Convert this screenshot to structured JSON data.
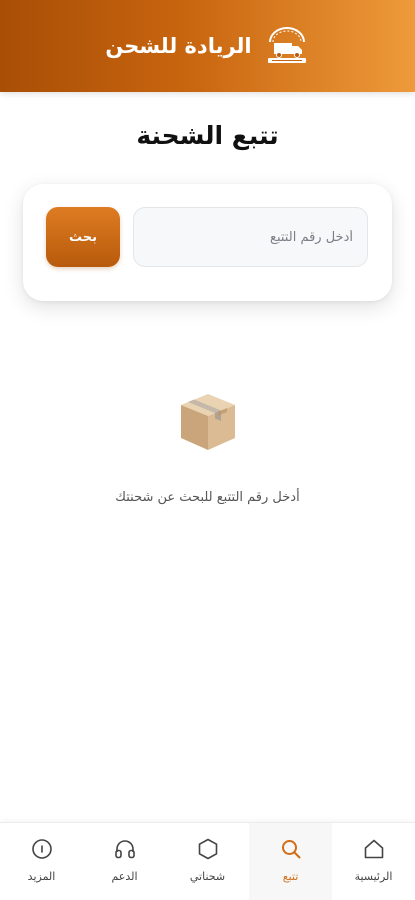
{
  "header": {
    "title": "الريادة للشحن",
    "logo_icon": "truck-logo-icon"
  },
  "page": {
    "title": "تتبع الشحنة"
  },
  "search": {
    "placeholder": "أدخل رقم التتبع",
    "value": "",
    "button_label": "بحث"
  },
  "empty_state": {
    "icon": "box-icon",
    "message": "أدخل رقم التتبع للبحث عن شحنتك"
  },
  "bottom_nav": {
    "items": [
      {
        "label": "الرئيسية",
        "icon": "home-icon",
        "active": false
      },
      {
        "label": "تتبع",
        "icon": "search-icon",
        "active": true
      },
      {
        "label": "شحناتي",
        "icon": "hexagon-icon",
        "active": false
      },
      {
        "label": "الدعم",
        "icon": "headphones-icon",
        "active": false
      },
      {
        "label": "المزيد",
        "icon": "more-icon",
        "active": false
      }
    ]
  },
  "colors": {
    "brand": "#c8650f",
    "brand_light": "#ee9a3a",
    "brand_dark": "#a84e06",
    "active_nav": "#d26d16"
  }
}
+---+
◆ **Exercise prompt**: Without the pictures, retype the whole of the material above exactly.

◆ **Solution to this task**:
Convert this screenshot to structured JSON data.
{
  "header": {
    "title": "الريادة للشحن",
    "logo_icon": "truck-logo-icon"
  },
  "page": {
    "title": "تتبع الشحنة"
  },
  "search": {
    "placeholder": "أدخل رقم التتبع",
    "value": "",
    "button_label": "بحث"
  },
  "empty_state": {
    "icon": "box-icon",
    "message": "أدخل رقم التتبع للبحث عن شحنتك"
  },
  "bottom_nav": {
    "items": [
      {
        "label": "الرئيسية",
        "icon": "home-icon",
        "active": false
      },
      {
        "label": "تتبع",
        "icon": "search-icon",
        "active": true
      },
      {
        "label": "شحناتي",
        "icon": "hexagon-icon",
        "active": false
      },
      {
        "label": "الدعم",
        "icon": "headphones-icon",
        "active": false
      },
      {
        "label": "المزيد",
        "icon": "more-icon",
        "active": false
      }
    ]
  },
  "colors": {
    "brand": "#c8650f",
    "brand_light": "#ee9a3a",
    "brand_dark": "#a84e06",
    "active_nav": "#d26d16"
  }
}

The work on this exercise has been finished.